◆ **Work required**: Extract every line that includes the string "heading".

◆ **Data to use**:
**********

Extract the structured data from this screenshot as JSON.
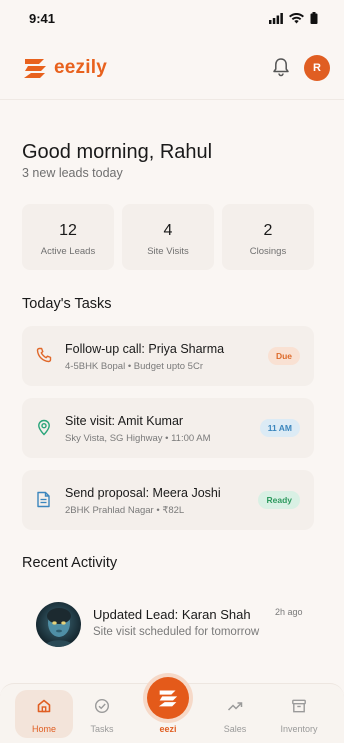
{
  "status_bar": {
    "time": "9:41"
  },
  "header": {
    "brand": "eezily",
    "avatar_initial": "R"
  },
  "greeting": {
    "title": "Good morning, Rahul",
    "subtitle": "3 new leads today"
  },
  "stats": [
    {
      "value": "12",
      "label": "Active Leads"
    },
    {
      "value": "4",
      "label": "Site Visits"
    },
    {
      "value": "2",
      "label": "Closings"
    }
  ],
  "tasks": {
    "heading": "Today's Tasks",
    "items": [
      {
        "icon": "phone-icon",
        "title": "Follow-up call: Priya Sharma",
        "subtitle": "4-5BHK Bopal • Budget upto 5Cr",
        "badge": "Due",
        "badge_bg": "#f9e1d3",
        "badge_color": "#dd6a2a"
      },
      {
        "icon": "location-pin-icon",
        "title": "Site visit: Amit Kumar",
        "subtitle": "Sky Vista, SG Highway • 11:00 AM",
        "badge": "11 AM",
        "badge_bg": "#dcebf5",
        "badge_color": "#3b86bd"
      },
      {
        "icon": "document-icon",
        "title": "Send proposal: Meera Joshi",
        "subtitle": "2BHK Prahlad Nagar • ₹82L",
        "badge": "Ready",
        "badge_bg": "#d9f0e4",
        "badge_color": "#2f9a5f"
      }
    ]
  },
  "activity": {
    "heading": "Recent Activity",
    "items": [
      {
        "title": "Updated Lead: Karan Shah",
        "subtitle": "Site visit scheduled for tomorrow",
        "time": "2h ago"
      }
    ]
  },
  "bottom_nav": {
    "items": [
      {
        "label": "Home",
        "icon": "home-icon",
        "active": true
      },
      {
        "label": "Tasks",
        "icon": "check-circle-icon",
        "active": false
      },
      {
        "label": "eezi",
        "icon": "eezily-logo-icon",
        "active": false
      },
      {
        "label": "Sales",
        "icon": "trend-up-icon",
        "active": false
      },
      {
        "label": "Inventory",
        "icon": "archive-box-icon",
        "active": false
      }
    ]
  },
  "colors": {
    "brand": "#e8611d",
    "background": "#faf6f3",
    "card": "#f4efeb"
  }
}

**********

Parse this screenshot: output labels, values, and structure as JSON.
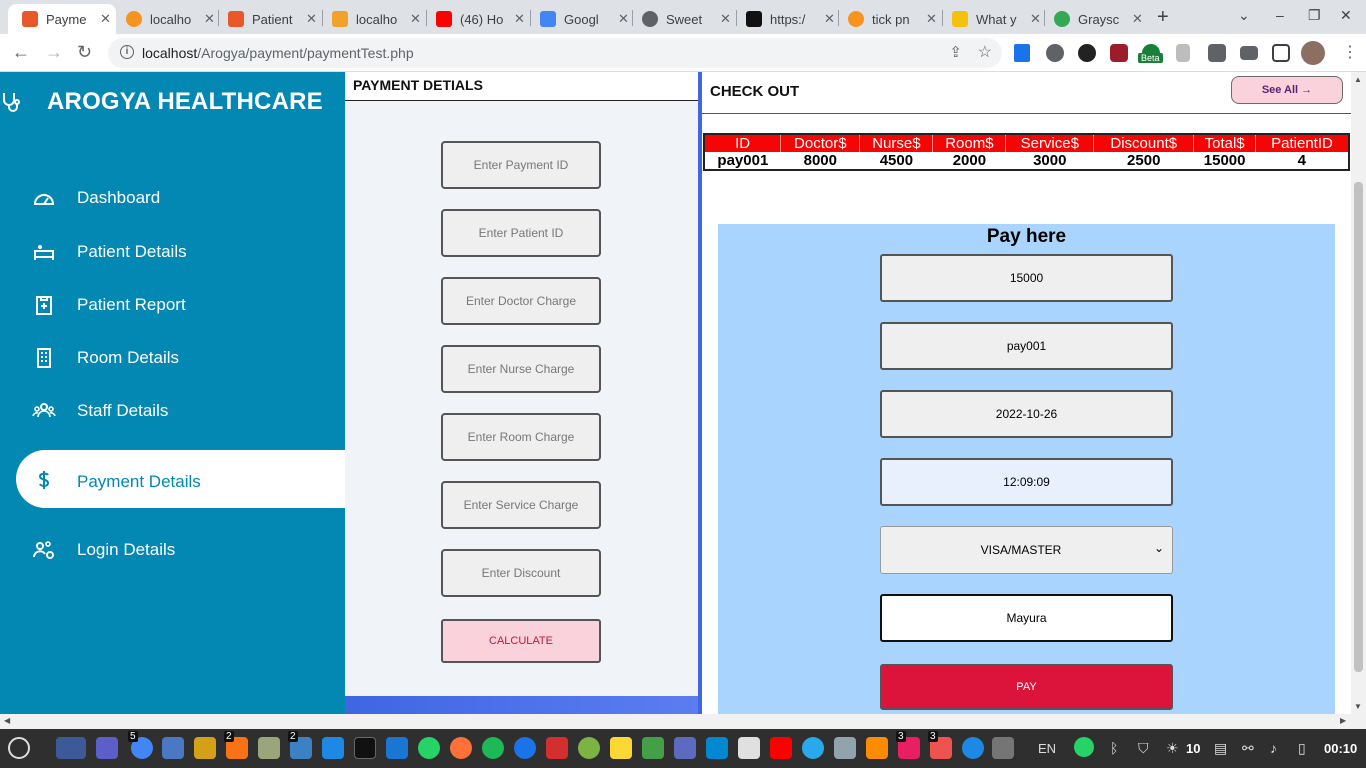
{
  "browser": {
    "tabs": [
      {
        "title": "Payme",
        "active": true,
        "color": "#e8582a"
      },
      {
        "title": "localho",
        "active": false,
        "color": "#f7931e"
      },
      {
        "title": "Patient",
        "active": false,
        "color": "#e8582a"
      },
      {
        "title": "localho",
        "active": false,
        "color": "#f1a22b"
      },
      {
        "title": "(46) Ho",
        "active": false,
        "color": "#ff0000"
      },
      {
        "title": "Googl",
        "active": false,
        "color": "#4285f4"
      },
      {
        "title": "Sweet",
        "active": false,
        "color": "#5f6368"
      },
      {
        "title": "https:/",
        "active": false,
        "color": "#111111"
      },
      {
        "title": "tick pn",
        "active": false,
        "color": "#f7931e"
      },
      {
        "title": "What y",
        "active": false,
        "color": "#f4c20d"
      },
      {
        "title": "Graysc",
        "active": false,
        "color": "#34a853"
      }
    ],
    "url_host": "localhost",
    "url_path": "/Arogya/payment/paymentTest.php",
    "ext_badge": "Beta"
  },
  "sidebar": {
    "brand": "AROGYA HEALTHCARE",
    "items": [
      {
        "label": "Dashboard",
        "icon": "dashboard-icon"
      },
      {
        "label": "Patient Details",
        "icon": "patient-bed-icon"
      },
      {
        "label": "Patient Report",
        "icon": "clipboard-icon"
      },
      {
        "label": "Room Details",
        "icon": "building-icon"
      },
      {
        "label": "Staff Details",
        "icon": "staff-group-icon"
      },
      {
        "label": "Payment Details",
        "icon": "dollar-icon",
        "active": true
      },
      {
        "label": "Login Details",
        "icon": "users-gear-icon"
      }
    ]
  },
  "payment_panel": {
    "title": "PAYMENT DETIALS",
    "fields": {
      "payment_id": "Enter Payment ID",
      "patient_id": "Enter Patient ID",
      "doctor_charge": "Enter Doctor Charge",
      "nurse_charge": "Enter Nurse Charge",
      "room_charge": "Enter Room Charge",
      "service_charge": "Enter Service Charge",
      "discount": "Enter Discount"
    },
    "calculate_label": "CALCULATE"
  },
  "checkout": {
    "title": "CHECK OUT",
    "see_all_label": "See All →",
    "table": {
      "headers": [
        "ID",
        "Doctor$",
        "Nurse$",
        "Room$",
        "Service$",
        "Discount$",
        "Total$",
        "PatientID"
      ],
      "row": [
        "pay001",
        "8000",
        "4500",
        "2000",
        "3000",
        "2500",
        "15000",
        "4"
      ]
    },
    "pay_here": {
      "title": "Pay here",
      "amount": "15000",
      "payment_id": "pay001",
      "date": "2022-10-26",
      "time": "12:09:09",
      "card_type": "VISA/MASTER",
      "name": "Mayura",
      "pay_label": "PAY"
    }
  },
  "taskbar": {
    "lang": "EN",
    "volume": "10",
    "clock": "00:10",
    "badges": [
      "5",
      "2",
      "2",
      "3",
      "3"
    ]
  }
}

**********

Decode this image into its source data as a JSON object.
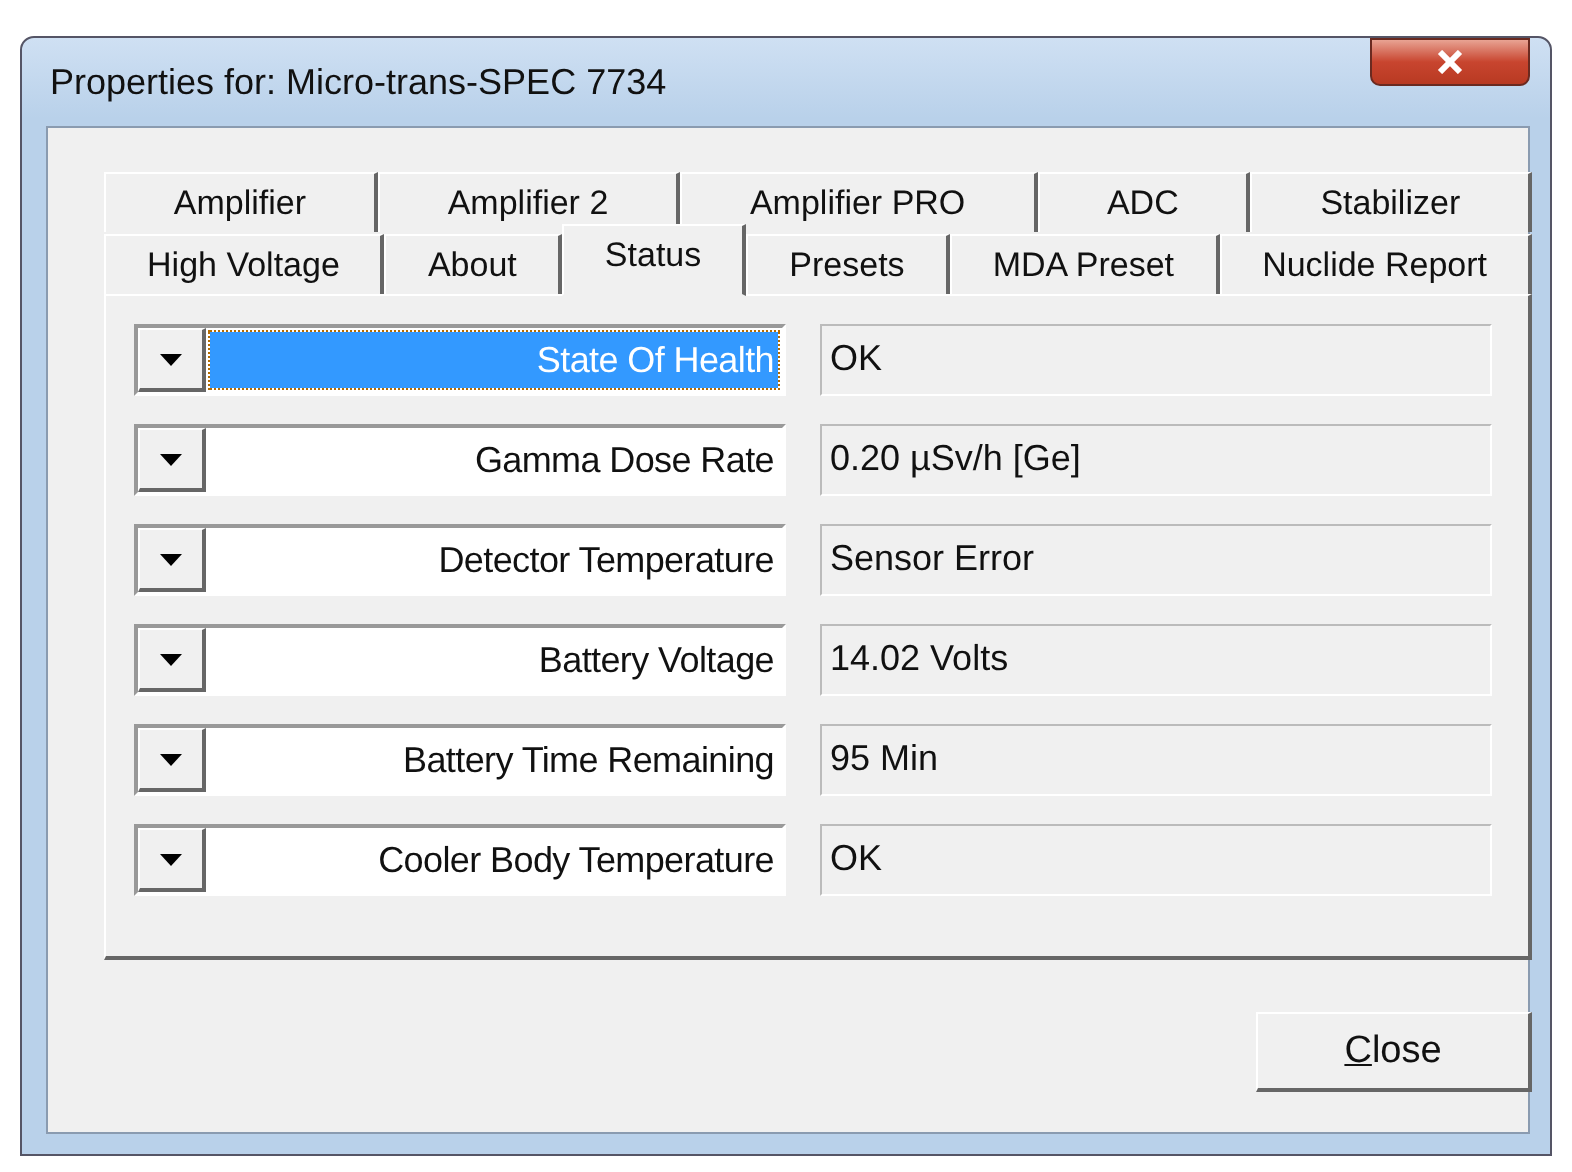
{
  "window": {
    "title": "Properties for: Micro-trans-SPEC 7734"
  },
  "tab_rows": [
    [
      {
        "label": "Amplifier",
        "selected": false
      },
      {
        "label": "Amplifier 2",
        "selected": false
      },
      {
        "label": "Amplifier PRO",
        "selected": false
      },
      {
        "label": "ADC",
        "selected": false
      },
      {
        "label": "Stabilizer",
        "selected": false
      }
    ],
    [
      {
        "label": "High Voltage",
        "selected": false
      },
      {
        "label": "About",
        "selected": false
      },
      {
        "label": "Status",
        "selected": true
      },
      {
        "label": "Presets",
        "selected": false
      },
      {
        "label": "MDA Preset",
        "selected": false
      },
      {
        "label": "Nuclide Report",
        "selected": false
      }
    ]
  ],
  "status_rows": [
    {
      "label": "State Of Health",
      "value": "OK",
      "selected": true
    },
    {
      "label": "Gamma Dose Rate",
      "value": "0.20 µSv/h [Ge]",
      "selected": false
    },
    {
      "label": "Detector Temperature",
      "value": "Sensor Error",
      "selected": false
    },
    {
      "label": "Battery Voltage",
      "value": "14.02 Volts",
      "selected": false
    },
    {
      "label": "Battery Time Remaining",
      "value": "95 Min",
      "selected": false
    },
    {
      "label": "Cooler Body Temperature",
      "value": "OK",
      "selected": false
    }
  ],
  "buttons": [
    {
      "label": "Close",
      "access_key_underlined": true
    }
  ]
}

**********

◆ **Response to this exercise**:
    "heading": "Today's Tasks",
    "heading": "Recent Activity",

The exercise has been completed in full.